Task:
Locate the line that contains "OCR this image.". Print it and every subsequent line through the final line of the records, exactly and only those.

[Stored records]
* Begin *
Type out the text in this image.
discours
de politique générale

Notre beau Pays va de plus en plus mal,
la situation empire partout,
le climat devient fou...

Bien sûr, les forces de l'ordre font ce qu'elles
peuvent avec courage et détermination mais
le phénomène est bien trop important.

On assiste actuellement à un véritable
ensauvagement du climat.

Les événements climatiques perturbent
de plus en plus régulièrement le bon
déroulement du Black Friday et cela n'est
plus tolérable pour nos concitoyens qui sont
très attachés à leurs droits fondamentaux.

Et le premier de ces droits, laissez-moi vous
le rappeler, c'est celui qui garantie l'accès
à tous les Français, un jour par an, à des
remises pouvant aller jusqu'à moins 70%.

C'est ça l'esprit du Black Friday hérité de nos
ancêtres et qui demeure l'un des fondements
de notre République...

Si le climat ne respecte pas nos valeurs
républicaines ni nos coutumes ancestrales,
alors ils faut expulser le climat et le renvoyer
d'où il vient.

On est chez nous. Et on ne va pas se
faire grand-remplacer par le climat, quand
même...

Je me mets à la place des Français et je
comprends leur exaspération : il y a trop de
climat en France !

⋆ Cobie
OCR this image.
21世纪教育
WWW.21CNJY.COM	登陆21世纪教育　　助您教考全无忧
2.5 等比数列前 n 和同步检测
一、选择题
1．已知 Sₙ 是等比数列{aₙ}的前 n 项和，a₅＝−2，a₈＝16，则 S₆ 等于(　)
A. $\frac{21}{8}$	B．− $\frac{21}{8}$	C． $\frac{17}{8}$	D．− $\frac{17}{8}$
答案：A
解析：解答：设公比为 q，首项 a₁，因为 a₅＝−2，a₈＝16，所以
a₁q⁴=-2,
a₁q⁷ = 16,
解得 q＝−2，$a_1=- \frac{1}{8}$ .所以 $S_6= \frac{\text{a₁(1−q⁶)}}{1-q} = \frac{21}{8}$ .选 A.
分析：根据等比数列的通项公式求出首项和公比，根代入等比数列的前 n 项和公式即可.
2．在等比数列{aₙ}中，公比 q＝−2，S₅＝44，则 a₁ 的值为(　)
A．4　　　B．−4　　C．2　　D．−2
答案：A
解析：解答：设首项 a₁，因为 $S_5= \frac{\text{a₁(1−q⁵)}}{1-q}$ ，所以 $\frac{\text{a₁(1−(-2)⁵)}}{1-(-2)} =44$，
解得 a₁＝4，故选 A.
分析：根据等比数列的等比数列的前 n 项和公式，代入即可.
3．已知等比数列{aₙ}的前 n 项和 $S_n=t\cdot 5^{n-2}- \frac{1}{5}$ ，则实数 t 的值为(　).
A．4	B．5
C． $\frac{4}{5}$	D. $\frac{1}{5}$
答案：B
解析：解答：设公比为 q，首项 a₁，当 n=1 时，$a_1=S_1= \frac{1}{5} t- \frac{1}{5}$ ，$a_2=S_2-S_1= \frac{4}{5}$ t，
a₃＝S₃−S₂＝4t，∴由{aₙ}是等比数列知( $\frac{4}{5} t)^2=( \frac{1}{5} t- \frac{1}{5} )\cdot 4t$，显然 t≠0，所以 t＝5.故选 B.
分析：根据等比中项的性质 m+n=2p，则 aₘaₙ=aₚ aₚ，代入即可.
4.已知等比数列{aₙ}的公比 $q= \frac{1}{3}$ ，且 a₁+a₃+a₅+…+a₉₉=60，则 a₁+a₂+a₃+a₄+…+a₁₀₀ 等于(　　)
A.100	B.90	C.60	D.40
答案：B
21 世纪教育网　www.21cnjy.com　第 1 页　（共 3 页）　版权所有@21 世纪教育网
* End *
Exercise output:
OCR this image.
21世纪教育
WWW.21CNJY.COM	登陆21世纪教育　　助您教考全无忧
2.5 等比数列前 n 和同步检测
一、选择题
1．已知 Sₙ 是等比数列{aₙ}的前 n 项和，a₅＝−2，a₈＝16，则 S₆ 等于(　)
A. $\frac{21}{8}$	B．− $\frac{21}{8}$	C． $\frac{17}{8}$	D．− $\frac{17}{8}$
答案：A
解析：解答：设公比为 q，首项 a₁，因为 a₅＝−2，a₈＝16，所以
a₁q⁴=-2,
a₁q⁷ = 16,
解得 q＝−2，$a_1=- \frac{1}{8}$ .所以 $S_6= \frac{\text{a₁(1−q⁶)}}{1-q} = \frac{21}{8}$ .选 A.
分析：根据等比数列的通项公式求出首项和公比，根代入等比数列的前 n 项和公式即可.
2．在等比数列{aₙ}中，公比 q＝−2，S₅＝44，则 a₁ 的值为(　)
A．4　　　B．−4　　C．2　　D．−2
答案：A
解析：解答：设首项 a₁，因为 $S_5= \frac{\text{a₁(1−q⁵)}}{1-q}$ ，所以 $\frac{\text{a₁(1−(-2)⁵)}}{1-(-2)} =44$，
解得 a₁＝4，故选 A.
分析：根据等比数列的等比数列的前 n 项和公式，代入即可.
3．已知等比数列{aₙ}的前 n 项和 $S_n=t\cdot 5^{n-2}- \frac{1}{5}$ ，则实数 t 的值为(　).
A．4	B．5
C． $\frac{4}{5}$	D. $\frac{1}{5}$
答案：B
解析：解答：设公比为 q，首项 a₁，当 n=1 时，$a_1=S_1= \frac{1}{5} t- \frac{1}{5}$ ，$a_2=S_2-S_1= \frac{4}{5}$ t，
a₃＝S₃−S₂＝4t，∴由{aₙ}是等比数列知( $\frac{4}{5} t)^2=( \frac{1}{5} t- \frac{1}{5} )\cdot 4t$，显然 t≠0，所以 t＝5.故选 B.
分析：根据等比中项的性质 m+n=2p，则 aₘaₙ=aₚ aₚ，代入即可.
4.已知等比数列{aₙ}的公比 $q= \frac{1}{3}$ ，且 a₁+a₃+a₅+…+a₉₉=60，则 a₁+a₂+a₃+a₄+…+a₁₀₀ 等于(　　)
A.100	B.90	C.60	D.40
答案：B
21 世纪教育网　www.21cnjy.com　第 1 页　（共 3 页）　版权所有@21 世纪教育网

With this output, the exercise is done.